Stored items from a collection:
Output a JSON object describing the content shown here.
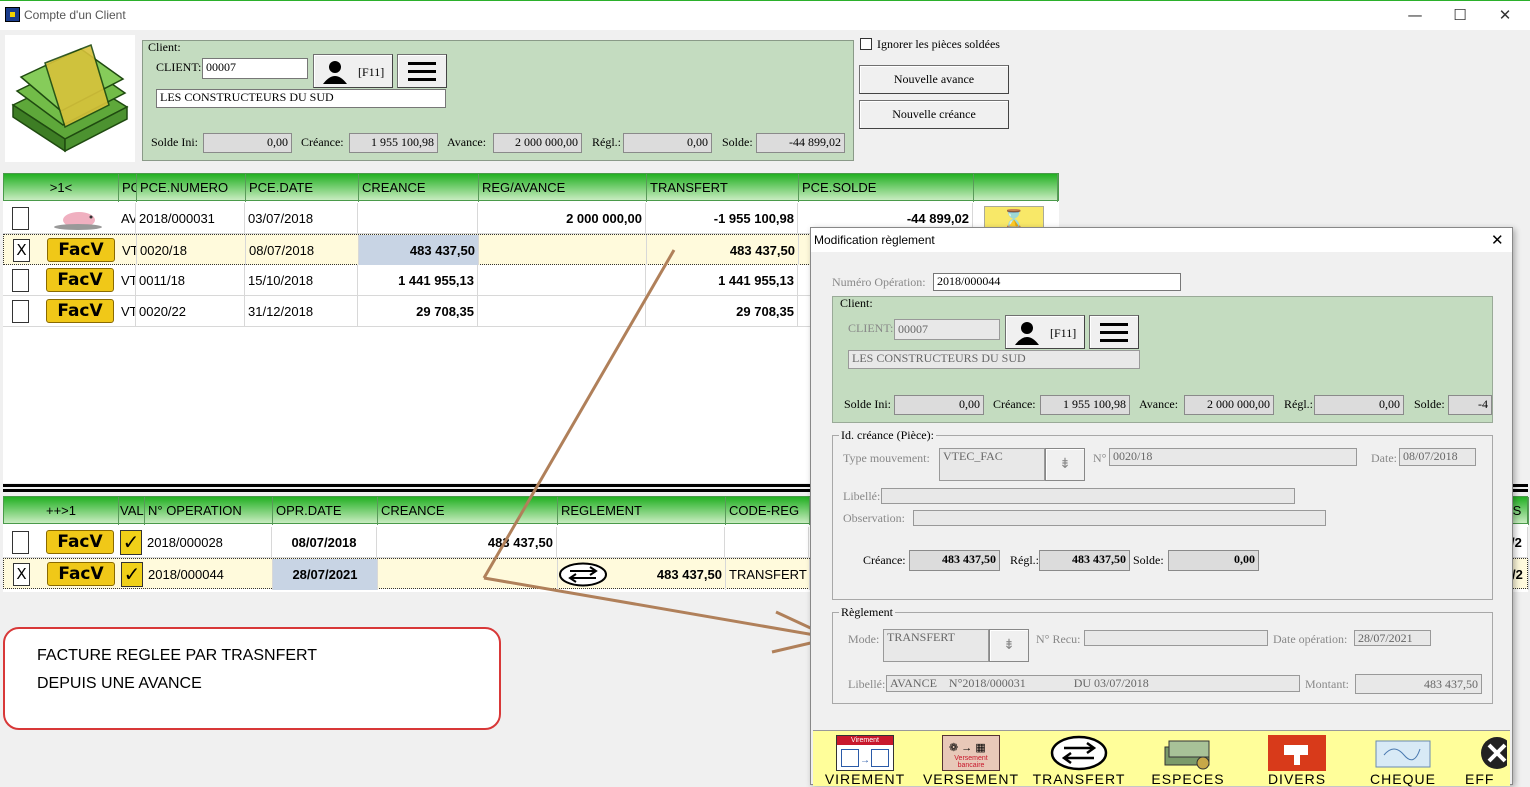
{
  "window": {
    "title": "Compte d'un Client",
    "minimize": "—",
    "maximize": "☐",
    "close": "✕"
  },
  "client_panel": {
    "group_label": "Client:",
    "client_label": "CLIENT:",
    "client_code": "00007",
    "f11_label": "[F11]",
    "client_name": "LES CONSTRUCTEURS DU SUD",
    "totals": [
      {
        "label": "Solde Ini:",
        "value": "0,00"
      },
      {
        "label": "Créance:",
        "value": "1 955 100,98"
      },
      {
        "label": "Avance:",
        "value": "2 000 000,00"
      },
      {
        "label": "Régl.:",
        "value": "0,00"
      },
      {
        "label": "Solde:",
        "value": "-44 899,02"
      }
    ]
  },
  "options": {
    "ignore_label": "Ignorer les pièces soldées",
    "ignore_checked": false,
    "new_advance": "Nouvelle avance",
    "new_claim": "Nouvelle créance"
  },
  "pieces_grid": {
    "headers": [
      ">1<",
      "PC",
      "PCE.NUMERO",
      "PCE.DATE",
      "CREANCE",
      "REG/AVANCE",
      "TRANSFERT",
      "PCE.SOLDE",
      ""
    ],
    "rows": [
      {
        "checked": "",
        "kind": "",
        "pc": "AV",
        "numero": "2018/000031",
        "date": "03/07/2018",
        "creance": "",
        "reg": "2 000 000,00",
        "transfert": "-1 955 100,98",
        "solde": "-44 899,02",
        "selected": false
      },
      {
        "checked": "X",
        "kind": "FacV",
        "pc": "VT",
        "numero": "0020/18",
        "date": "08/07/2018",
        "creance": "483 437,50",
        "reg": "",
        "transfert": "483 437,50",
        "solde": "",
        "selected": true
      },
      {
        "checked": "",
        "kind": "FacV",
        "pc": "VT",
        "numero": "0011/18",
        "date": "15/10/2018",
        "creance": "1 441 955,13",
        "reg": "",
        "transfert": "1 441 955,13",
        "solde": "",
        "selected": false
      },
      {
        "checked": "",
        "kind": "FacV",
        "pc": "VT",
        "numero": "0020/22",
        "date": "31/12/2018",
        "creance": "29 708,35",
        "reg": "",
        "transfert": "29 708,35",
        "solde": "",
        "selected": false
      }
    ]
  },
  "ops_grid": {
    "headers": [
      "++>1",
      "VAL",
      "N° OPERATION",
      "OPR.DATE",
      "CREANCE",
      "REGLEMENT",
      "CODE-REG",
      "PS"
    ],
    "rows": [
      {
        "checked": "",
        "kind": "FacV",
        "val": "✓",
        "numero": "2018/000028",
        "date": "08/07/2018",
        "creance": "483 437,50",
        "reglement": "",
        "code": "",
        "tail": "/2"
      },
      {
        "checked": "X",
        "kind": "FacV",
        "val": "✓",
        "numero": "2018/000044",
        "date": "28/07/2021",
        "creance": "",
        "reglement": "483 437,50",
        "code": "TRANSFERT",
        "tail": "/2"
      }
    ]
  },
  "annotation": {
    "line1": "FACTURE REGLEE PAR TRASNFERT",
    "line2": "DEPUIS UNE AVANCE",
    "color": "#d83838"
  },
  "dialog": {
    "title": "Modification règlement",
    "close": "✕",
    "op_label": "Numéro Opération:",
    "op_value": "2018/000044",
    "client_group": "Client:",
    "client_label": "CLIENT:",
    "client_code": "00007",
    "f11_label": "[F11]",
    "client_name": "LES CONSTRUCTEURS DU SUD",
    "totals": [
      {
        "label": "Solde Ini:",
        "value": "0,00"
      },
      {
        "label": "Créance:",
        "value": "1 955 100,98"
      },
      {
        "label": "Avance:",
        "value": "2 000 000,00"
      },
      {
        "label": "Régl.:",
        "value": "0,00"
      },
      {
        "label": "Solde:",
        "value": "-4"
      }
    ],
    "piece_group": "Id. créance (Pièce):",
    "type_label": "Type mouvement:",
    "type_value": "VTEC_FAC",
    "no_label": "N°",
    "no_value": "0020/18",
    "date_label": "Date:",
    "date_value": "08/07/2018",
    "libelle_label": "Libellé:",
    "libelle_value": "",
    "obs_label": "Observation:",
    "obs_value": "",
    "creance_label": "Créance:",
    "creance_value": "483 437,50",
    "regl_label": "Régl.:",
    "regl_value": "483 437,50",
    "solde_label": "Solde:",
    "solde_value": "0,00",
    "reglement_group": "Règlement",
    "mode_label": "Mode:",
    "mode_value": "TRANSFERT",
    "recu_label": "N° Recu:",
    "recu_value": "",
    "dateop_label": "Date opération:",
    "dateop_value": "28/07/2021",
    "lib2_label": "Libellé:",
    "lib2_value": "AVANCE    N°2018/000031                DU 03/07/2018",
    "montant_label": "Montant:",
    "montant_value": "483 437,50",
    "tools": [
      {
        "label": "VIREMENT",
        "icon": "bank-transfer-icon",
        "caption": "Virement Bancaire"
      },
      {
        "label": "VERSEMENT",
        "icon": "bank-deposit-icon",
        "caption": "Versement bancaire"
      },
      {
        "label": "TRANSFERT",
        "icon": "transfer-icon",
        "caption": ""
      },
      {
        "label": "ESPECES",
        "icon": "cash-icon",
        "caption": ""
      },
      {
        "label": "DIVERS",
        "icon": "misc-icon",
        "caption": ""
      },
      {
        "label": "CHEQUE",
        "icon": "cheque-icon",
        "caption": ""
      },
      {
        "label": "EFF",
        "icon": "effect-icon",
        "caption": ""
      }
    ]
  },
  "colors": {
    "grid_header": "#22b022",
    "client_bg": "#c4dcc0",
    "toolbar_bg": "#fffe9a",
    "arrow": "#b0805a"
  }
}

Aim of the exercise: The entries above are to be returned exactly, without their pictures.

Correct answer:
Output a JSON object describing the content shown here.
{
  "window": {
    "title": "Compte d'un Client",
    "minimize": "—",
    "maximize": "☐",
    "close": "✕"
  },
  "client_panel": {
    "group_label": "Client:",
    "client_label": "CLIENT:",
    "client_code": "00007",
    "f11_label": "[F11]",
    "client_name": "LES CONSTRUCTEURS DU SUD",
    "totals": [
      {
        "label": "Solde Ini:",
        "value": "0,00"
      },
      {
        "label": "Créance:",
        "value": "1 955 100,98"
      },
      {
        "label": "Avance:",
        "value": "2 000 000,00"
      },
      {
        "label": "Régl.:",
        "value": "0,00"
      },
      {
        "label": "Solde:",
        "value": "-44 899,02"
      }
    ]
  },
  "options": {
    "ignore_label": "Ignorer les pièces soldées",
    "ignore_checked": false,
    "new_advance": "Nouvelle avance",
    "new_claim": "Nouvelle créance"
  },
  "pieces_grid": {
    "headers": [
      ">1<",
      "PC",
      "PCE.NUMERO",
      "PCE.DATE",
      "CREANCE",
      "REG/AVANCE",
      "TRANSFERT",
      "PCE.SOLDE",
      ""
    ],
    "rows": [
      {
        "checked": "",
        "kind": "",
        "pc": "AV",
        "numero": "2018/000031",
        "date": "03/07/2018",
        "creance": "",
        "reg": "2 000 000,00",
        "transfert": "-1 955 100,98",
        "solde": "-44 899,02",
        "selected": false
      },
      {
        "checked": "X",
        "kind": "FacV",
        "pc": "VT",
        "numero": "0020/18",
        "date": "08/07/2018",
        "creance": "483 437,50",
        "reg": "",
        "transfert": "483 437,50",
        "solde": "",
        "selected": true
      },
      {
        "checked": "",
        "kind": "FacV",
        "pc": "VT",
        "numero": "0011/18",
        "date": "15/10/2018",
        "creance": "1 441 955,13",
        "reg": "",
        "transfert": "1 441 955,13",
        "solde": "",
        "selected": false
      },
      {
        "checked": "",
        "kind": "FacV",
        "pc": "VT",
        "numero": "0020/22",
        "date": "31/12/2018",
        "creance": "29 708,35",
        "reg": "",
        "transfert": "29 708,35",
        "solde": "",
        "selected": false
      }
    ]
  },
  "ops_grid": {
    "headers": [
      "++>1",
      "VAL",
      "N° OPERATION",
      "OPR.DATE",
      "CREANCE",
      "REGLEMENT",
      "CODE-REG",
      "PS"
    ],
    "rows": [
      {
        "checked": "",
        "kind": "FacV",
        "val": "✓",
        "numero": "2018/000028",
        "date": "08/07/2018",
        "creance": "483 437,50",
        "reglement": "",
        "code": "",
        "tail": "/2"
      },
      {
        "checked": "X",
        "kind": "FacV",
        "val": "✓",
        "numero": "2018/000044",
        "date": "28/07/2021",
        "creance": "",
        "reglement": "483 437,50",
        "code": "TRANSFERT",
        "tail": "/2"
      }
    ]
  },
  "annotation": {
    "line1": "FACTURE REGLEE PAR TRASNFERT",
    "line2": "DEPUIS UNE AVANCE",
    "color": "#d83838"
  },
  "dialog": {
    "title": "Modification règlement",
    "close": "✕",
    "op_label": "Numéro Opération:",
    "op_value": "2018/000044",
    "client_group": "Client:",
    "client_label": "CLIENT:",
    "client_code": "00007",
    "f11_label": "[F11]",
    "client_name": "LES CONSTRUCTEURS DU SUD",
    "totals": [
      {
        "label": "Solde Ini:",
        "value": "0,00"
      },
      {
        "label": "Créance:",
        "value": "1 955 100,98"
      },
      {
        "label": "Avance:",
        "value": "2 000 000,00"
      },
      {
        "label": "Régl.:",
        "value": "0,00"
      },
      {
        "label": "Solde:",
        "value": "-4"
      }
    ],
    "piece_group": "Id. créance (Pièce):",
    "type_label": "Type mouvement:",
    "type_value": "VTEC_FAC",
    "no_label": "N°",
    "no_value": "0020/18",
    "date_label": "Date:",
    "date_value": "08/07/2018",
    "libelle_label": "Libellé:",
    "libelle_value": "",
    "obs_label": "Observation:",
    "obs_value": "",
    "creance_label": "Créance:",
    "creance_value": "483 437,50",
    "regl_label": "Régl.:",
    "regl_value": "483 437,50",
    "solde_label": "Solde:",
    "solde_value": "0,00",
    "reglement_group": "Règlement",
    "mode_label": "Mode:",
    "mode_value": "TRANSFERT",
    "recu_label": "N° Recu:",
    "recu_value": "",
    "dateop_label": "Date opération:",
    "dateop_value": "28/07/2021",
    "lib2_label": "Libellé:",
    "lib2_value": "AVANCE    N°2018/000031                DU 03/07/2018",
    "montant_label": "Montant:",
    "montant_value": "483 437,50",
    "tools": [
      {
        "label": "VIREMENT",
        "icon": "bank-transfer-icon",
        "caption": "Virement Bancaire"
      },
      {
        "label": "VERSEMENT",
        "icon": "bank-deposit-icon",
        "caption": "Versement bancaire"
      },
      {
        "label": "TRANSFERT",
        "icon": "transfer-icon",
        "caption": ""
      },
      {
        "label": "ESPECES",
        "icon": "cash-icon",
        "caption": ""
      },
      {
        "label": "DIVERS",
        "icon": "misc-icon",
        "caption": ""
      },
      {
        "label": "CHEQUE",
        "icon": "cheque-icon",
        "caption": ""
      },
      {
        "label": "EFF",
        "icon": "effect-icon",
        "caption": ""
      }
    ]
  },
  "colors": {
    "grid_header": "#22b022",
    "client_bg": "#c4dcc0",
    "toolbar_bg": "#fffe9a",
    "arrow": "#b0805a"
  }
}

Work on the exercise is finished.